> **GIVEN TASK**
Repeat, exactly and completely, the material that follows. Omit the pictures.

Saved entries

╔══

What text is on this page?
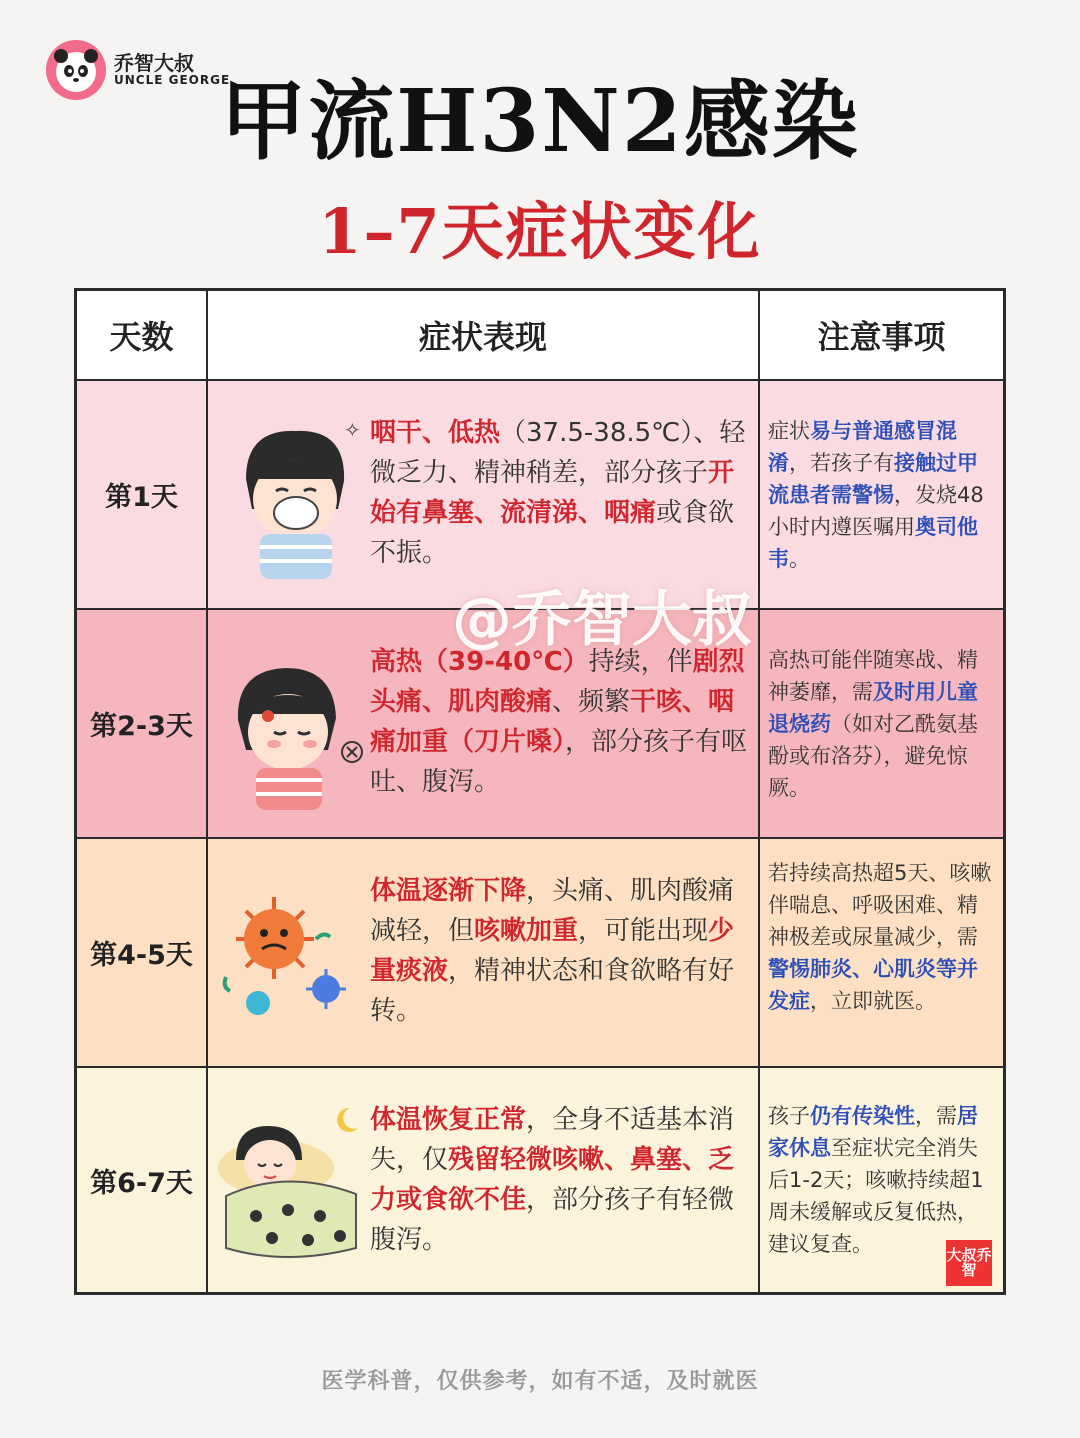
乔智大叔
UNCLE GEORGE
甲流H3N2感染
1–7天症状变化
天数	症状表现	注意事项
第1天
✧ 咽干、低热（37.5-38.5℃）、轻微乏力、精神稍差，部分孩子开始有鼻塞、流清涕、咽痛或食欲不振。
症状易与普通感冒混淆，若孩子有接触过甲流患者需警惕，发烧48小时内遵医嘱用奥司他韦。
第2-3天
高热（39-40℃）持续，伴剧烈头痛、肌肉酸痛、频繁干咳、咽痛加重（刀片嗓），部分孩子有呕吐、腹泻。
高热可能伴随寒战、精神萎靡，需及时用儿童退烧药（如对乙酰氨基酚或布洛芬），避免惊厥。
第4-5天
体温逐渐下降，头痛、肌肉酸痛减轻，但咳嗽加重，可能出现少量痰液，精神状态和食欲略有好转。
若持续高热超5天、咳嗽伴喘息、呼吸困难、精神极差或尿量减少，需警惕肺炎、心肌炎等并发症，立即就医。
第6-7天
体温恢复正常，全身不适基本消失，仅残留轻微咳嗽、鼻塞、乏力或食欲不佳，部分孩子有轻微腹泻。
孩子仍有传染性，需居家休息至症状完全消失后1-2天；咳嗽持续超1周未缓解或反复低热，建议复查。
@乔智大叔
大叔乔智
医学科普，仅供参考，如有不适，及时就医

╚══

> **OUTPUT OF THE TASK**
What text is on this page?
乔智大叔
UNCLE GEORGE
甲流H3N2感染
1–7天症状变化
天数	症状表现	注意事项
第1天
✧ 咽干、低热（37.5-38.5℃）、轻微乏力、精神稍差，部分孩子开始有鼻塞、流清涕、咽痛或食欲不振。
症状易与普通感冒混淆，若孩子有接触过甲流患者需警惕，发烧48小时内遵医嘱用奥司他韦。
第2-3天
高热（39-40℃）持续，伴剧烈头痛、肌肉酸痛、频繁干咳、咽痛加重（刀片嗓），部分孩子有呕吐、腹泻。
高热可能伴随寒战、精神萎靡，需及时用儿童退烧药（如对乙酰氨基酚或布洛芬），避免惊厥。
第4-5天
体温逐渐下降，头痛、肌肉酸痛减轻，但咳嗽加重，可能出现少量痰液，精神状态和食欲略有好转。
若持续高热超5天、咳嗽伴喘息、呼吸困难、精神极差或尿量减少，需警惕肺炎、心肌炎等并发症，立即就医。
第6-7天
体温恢复正常，全身不适基本消失，仅残留轻微咳嗽、鼻塞、乏力或食欲不佳，部分孩子有轻微腹泻。
孩子仍有传染性，需居家休息至症状完全消失后1-2天；咳嗽持续超1周未缓解或反复低热，建议复查。
@乔智大叔
大叔乔智
医学科普，仅供参考，如有不适，及时就医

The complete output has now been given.